Your objective: Narrow the data below down to the lines containing "England".

Excerpted data:
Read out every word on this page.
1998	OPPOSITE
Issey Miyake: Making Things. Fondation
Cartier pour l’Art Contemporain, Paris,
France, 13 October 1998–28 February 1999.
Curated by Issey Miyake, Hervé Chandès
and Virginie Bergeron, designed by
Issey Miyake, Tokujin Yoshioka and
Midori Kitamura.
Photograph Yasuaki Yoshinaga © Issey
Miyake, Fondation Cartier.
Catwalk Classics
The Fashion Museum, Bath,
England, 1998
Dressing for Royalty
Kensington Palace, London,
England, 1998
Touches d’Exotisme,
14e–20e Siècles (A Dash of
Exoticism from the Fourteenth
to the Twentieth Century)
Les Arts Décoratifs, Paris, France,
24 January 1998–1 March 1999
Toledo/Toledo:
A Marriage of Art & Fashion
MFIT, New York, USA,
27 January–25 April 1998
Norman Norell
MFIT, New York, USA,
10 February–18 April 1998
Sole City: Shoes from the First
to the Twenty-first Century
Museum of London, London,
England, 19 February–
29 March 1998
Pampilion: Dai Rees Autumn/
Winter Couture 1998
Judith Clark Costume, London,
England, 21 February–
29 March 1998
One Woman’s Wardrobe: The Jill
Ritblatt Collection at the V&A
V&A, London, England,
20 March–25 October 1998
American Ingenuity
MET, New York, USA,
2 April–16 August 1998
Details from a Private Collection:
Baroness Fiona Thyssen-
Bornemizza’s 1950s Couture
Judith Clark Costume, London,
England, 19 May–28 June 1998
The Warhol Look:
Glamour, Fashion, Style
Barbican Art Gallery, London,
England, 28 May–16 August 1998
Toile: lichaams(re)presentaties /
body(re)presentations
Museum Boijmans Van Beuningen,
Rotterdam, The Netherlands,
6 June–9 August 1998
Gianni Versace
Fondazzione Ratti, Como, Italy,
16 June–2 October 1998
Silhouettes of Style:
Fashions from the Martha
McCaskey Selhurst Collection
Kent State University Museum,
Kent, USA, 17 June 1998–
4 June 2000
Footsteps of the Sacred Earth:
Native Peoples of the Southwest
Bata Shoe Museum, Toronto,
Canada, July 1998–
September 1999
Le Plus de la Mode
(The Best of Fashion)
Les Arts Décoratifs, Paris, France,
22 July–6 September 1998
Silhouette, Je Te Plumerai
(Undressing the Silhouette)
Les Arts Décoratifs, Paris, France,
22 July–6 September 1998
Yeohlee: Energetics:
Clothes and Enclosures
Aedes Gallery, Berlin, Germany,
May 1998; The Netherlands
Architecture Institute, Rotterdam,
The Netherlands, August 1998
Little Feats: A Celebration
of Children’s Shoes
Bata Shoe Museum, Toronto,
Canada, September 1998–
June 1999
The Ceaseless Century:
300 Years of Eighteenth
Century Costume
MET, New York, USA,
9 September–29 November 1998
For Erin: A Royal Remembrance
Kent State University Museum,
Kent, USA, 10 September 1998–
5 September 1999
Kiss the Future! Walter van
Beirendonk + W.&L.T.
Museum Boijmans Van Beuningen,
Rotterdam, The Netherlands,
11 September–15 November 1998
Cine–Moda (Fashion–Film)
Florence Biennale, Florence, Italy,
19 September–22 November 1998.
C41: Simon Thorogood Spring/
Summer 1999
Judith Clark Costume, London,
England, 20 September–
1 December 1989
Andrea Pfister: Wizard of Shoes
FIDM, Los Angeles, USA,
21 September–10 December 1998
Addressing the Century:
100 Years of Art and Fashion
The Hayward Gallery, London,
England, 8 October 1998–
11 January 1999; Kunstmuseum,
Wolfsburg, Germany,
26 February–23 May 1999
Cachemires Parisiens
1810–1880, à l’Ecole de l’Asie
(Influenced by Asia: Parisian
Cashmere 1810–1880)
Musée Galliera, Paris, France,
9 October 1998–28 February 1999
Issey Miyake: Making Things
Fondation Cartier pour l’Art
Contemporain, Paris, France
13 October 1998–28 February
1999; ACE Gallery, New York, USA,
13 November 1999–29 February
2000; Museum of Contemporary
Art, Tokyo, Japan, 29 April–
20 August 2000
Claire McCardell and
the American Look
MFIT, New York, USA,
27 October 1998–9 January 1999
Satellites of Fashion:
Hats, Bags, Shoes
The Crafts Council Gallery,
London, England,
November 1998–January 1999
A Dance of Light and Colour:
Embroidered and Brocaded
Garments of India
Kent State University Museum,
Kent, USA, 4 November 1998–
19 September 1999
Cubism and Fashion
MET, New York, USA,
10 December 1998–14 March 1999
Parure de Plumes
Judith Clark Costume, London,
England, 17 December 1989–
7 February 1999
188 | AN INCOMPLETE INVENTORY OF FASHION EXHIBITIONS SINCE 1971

Written solution:
England, 1998
England, 1998
England, 19 February–
England, 21 February–
V&A, London, England,
England, 19 May–28 June 1998
England, 28 May–16 August 1998
England, 20 September–
England, 8 October 1998–
London, England,
England, 17 December 1989–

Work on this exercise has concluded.